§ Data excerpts
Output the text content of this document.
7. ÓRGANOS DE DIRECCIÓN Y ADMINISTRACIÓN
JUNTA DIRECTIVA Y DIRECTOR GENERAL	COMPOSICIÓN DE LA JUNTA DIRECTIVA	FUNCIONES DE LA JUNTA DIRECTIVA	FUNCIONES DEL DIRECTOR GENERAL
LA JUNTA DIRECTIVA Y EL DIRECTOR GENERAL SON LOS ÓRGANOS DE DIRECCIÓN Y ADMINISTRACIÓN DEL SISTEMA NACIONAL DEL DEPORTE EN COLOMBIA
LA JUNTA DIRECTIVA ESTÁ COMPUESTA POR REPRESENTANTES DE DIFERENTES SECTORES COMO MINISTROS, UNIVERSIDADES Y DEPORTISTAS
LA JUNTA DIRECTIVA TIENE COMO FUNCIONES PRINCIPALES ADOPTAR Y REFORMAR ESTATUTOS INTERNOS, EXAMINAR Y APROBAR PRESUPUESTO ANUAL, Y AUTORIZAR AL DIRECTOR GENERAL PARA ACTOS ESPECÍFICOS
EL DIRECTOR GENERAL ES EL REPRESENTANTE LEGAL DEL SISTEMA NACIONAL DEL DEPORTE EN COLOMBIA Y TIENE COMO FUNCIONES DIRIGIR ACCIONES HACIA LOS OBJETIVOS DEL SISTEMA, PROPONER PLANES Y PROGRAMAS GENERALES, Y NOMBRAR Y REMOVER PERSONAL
* * *
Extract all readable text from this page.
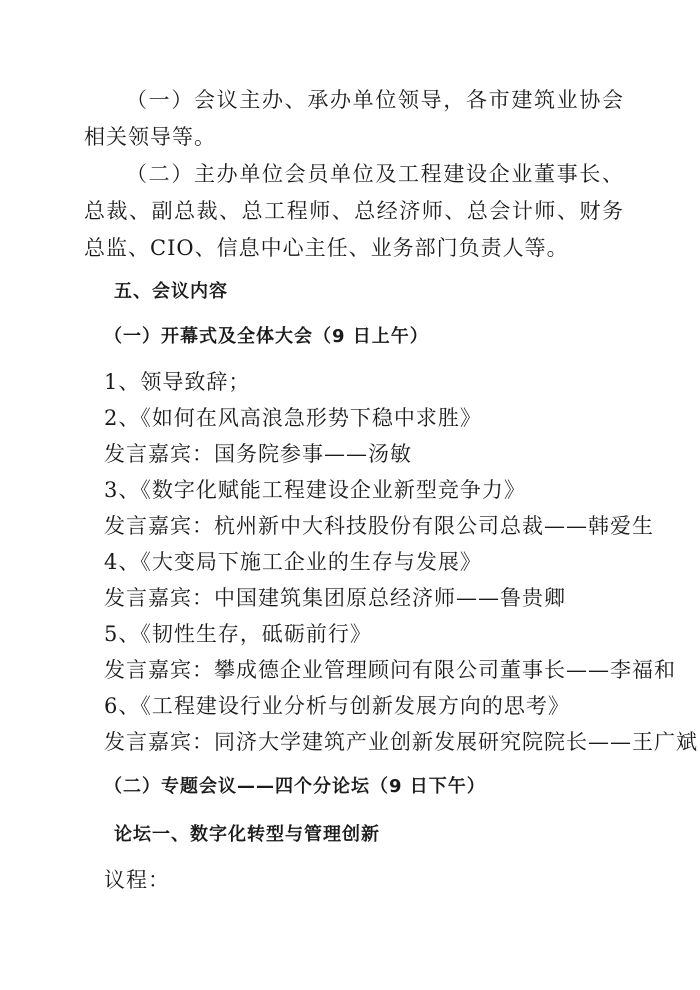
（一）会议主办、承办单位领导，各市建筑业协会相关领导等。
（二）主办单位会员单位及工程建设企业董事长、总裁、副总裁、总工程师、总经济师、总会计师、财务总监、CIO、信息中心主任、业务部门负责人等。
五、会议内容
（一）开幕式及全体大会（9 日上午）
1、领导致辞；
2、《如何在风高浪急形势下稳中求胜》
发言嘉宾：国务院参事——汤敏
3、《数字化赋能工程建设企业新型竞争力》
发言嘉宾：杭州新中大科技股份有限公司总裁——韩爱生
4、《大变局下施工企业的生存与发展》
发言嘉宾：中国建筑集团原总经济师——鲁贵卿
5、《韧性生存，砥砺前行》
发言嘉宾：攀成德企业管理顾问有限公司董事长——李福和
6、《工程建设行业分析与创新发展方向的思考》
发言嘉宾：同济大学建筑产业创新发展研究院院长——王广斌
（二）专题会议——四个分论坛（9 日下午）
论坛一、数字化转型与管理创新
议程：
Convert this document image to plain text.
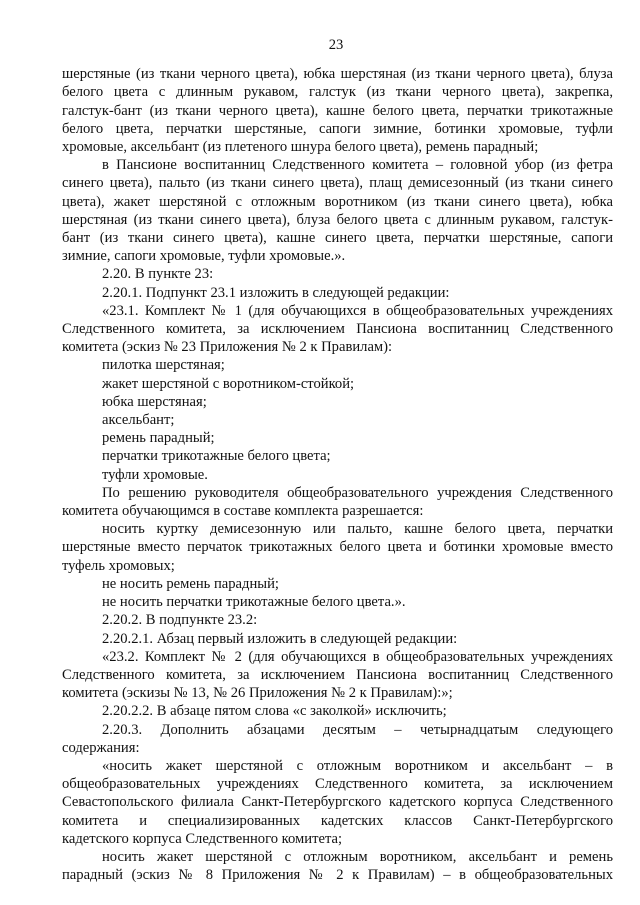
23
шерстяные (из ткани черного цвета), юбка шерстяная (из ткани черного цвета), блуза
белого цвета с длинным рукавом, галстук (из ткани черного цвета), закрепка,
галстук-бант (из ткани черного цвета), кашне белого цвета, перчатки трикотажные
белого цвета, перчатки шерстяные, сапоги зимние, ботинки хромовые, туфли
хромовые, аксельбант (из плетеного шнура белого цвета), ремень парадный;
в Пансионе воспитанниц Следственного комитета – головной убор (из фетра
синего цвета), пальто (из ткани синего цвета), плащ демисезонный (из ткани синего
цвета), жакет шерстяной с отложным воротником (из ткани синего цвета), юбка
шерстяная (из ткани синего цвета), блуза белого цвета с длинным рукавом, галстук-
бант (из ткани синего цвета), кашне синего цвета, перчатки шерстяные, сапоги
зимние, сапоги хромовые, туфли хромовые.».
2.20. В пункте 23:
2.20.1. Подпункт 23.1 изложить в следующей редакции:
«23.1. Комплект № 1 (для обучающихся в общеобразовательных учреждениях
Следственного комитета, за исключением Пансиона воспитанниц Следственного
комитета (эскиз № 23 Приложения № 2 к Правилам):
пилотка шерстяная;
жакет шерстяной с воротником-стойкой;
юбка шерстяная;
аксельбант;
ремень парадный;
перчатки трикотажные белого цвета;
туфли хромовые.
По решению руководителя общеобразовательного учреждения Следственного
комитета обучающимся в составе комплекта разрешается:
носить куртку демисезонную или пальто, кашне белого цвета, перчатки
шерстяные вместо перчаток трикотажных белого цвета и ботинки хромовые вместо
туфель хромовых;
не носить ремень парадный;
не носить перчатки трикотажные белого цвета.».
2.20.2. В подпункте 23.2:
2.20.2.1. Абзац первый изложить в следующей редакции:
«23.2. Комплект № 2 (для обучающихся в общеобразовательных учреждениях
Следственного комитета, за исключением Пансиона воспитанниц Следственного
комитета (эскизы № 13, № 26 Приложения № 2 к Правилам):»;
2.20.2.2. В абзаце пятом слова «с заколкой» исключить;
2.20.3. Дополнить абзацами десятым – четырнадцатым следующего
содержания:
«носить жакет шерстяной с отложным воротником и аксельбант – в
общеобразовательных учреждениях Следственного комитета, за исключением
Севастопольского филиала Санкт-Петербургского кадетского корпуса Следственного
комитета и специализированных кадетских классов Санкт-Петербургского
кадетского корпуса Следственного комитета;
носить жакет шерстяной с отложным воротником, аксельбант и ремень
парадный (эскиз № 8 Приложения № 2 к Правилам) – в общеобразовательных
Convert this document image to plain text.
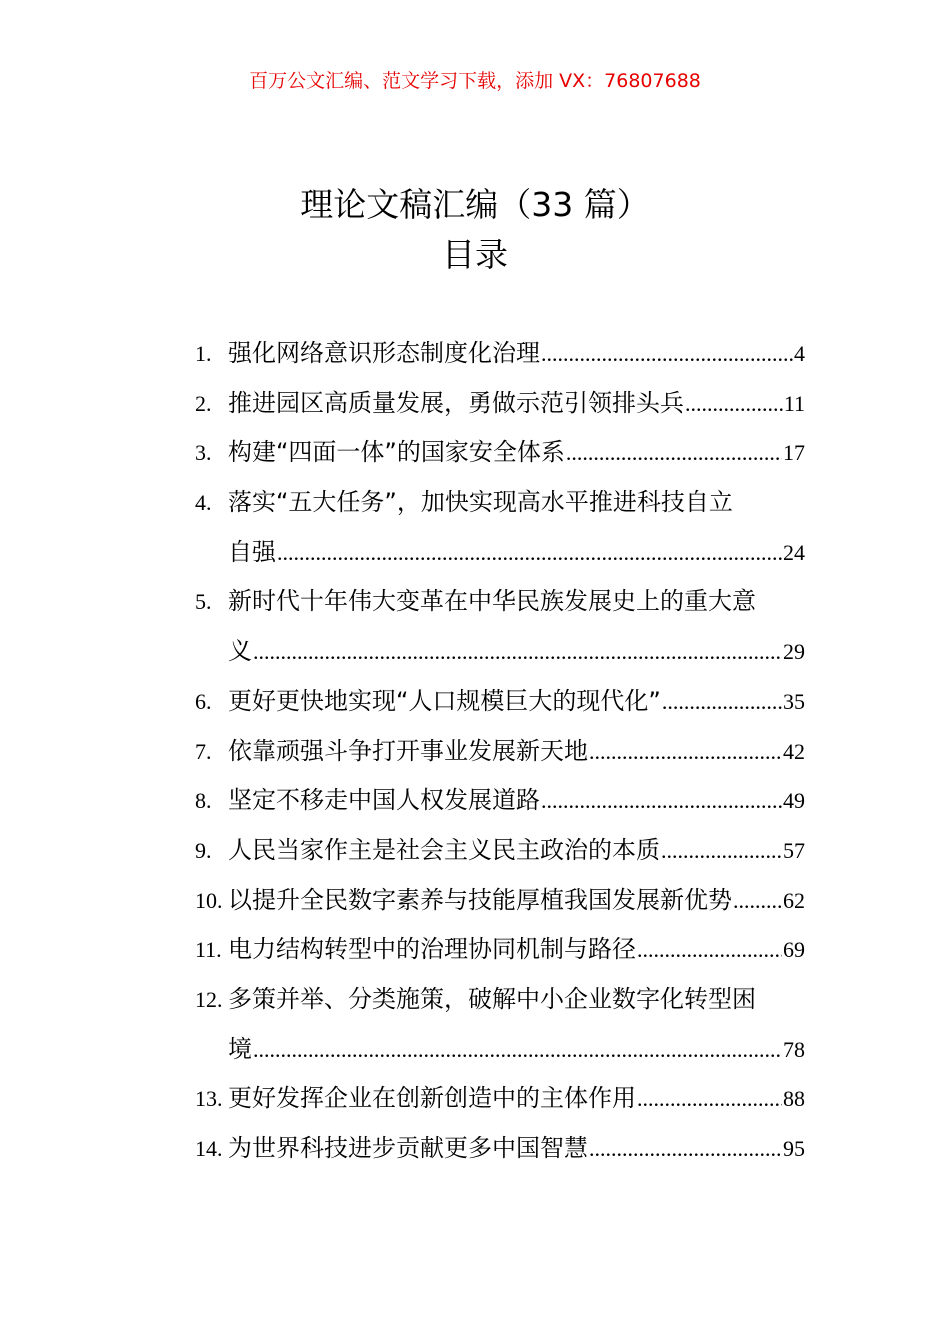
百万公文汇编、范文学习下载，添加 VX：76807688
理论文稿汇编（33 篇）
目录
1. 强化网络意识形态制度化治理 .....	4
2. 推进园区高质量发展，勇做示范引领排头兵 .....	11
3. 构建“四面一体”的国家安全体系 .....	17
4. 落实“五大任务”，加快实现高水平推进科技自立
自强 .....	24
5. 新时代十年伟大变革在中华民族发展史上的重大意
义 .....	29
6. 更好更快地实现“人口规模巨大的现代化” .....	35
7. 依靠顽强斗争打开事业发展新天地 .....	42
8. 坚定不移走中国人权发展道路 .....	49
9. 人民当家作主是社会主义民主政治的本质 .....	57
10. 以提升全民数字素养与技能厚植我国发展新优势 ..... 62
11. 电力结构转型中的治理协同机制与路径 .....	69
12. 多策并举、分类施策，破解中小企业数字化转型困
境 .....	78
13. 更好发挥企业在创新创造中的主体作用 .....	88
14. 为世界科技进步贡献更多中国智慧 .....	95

§ WRITTEN INSTRUCTION
Which lines hold the word "следующей"? Copy every one of them.

§ RESULT
2.20.1. Подпункт 23.1 изложить в следующей редакции:
2.20.2.1. Абзац первый изложить в следующей редакции:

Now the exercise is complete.